Dataset extract
════════════════

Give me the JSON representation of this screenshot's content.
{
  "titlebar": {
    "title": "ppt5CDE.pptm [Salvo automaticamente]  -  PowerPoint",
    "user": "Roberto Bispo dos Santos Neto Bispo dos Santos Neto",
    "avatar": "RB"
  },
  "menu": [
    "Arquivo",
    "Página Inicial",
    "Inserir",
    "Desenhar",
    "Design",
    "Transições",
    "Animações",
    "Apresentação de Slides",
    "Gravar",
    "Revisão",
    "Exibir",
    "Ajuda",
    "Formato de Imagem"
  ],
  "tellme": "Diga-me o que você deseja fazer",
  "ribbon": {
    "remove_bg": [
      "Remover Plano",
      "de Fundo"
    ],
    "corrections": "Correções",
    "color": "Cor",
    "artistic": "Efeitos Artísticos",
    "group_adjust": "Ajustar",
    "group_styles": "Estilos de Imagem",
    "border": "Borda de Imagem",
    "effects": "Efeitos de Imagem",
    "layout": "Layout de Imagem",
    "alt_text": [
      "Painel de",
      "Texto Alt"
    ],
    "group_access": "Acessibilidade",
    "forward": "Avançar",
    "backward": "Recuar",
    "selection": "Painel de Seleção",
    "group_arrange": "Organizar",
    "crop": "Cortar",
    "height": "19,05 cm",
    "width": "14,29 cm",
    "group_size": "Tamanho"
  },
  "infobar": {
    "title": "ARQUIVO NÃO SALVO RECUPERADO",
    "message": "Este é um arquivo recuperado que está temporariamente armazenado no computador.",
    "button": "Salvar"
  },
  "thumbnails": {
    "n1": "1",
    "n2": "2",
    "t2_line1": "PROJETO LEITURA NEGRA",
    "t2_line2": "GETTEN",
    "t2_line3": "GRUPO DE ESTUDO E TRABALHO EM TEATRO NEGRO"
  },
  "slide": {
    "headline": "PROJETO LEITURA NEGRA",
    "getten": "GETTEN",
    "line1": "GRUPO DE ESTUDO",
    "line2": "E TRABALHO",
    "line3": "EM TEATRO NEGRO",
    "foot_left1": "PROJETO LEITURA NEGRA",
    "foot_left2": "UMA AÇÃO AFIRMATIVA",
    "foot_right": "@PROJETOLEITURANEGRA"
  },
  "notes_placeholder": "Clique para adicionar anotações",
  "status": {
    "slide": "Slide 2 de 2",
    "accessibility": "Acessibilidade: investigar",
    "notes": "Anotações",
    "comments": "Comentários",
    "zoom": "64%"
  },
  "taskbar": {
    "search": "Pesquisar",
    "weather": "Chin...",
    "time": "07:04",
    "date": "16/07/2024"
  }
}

════════════════

Objective
Return the full listing, character for character.

The answer
Give me the JSON representation of this screenshot's content.
{
  "titlebar": {
    "title": "ppt5CDE.pptm [Salvo automaticamente]  -  PowerPoint",
    "user": "Roberto Bispo dos Santos Neto Bispo dos Santos Neto",
    "avatar": "RB"
  },
  "menu": [
    "Arquivo",
    "Página Inicial",
    "Inserir",
    "Desenhar",
    "Design",
    "Transições",
    "Animações",
    "Apresentação de Slides",
    "Gravar",
    "Revisão",
    "Exibir",
    "Ajuda",
    "Formato de Imagem"
  ],
  "tellme": "Diga-me o que você deseja fazer",
  "ribbon": {
    "remove_bg": [
      "Remover Plano",
      "de Fundo"
    ],
    "corrections": "Correções",
    "color": "Cor",
    "artistic": "Efeitos Artísticos",
    "group_adjust": "Ajustar",
    "group_styles": "Estilos de Imagem",
    "border": "Borda de Imagem",
    "effects": "Efeitos de Imagem",
    "layout": "Layout de Imagem",
    "alt_text": [
      "Painel de",
      "Texto Alt"
    ],
    "group_access": "Acessibilidade",
    "forward": "Avançar",
    "backward": "Recuar",
    "selection": "Painel de Seleção",
    "group_arrange": "Organizar",
    "crop": "Cortar",
    "height": "19,05 cm",
    "width": "14,29 cm",
    "group_size": "Tamanho"
  },
  "infobar": {
    "title": "ARQUIVO NÃO SALVO RECUPERADO",
    "message": "Este é um arquivo recuperado que está temporariamente armazenado no computador.",
    "button": "Salvar"
  },
  "thumbnails": {
    "n1": "1",
    "n2": "2",
    "t2_line1": "PROJETO LEITURA NEGRA",
    "t2_line2": "GETTEN",
    "t2_line3": "GRUPO DE ESTUDO E TRABALHO EM TEATRO NEGRO"
  },
  "slide": {
    "headline": "PROJETO LEITURA NEGRA",
    "getten": "GETTEN",
    "line1": "GRUPO DE ESTUDO",
    "line2": "E TRABALHO",
    "line3": "EM TEATRO NEGRO",
    "foot_left1": "PROJETO LEITURA NEGRA",
    "foot_left2": "UMA AÇÃO AFIRMATIVA",
    "foot_right": "@PROJETOLEITURANEGRA"
  },
  "notes_placeholder": "Clique para adicionar anotações",
  "status": {
    "slide": "Slide 2 de 2",
    "accessibility": "Acessibilidade: investigar",
    "notes": "Anotações",
    "comments": "Comentários",
    "zoom": "64%"
  },
  "taskbar": {
    "search": "Pesquisar",
    "weather": "Chin...",
    "time": "07:04",
    "date": "16/07/2024"
  }
}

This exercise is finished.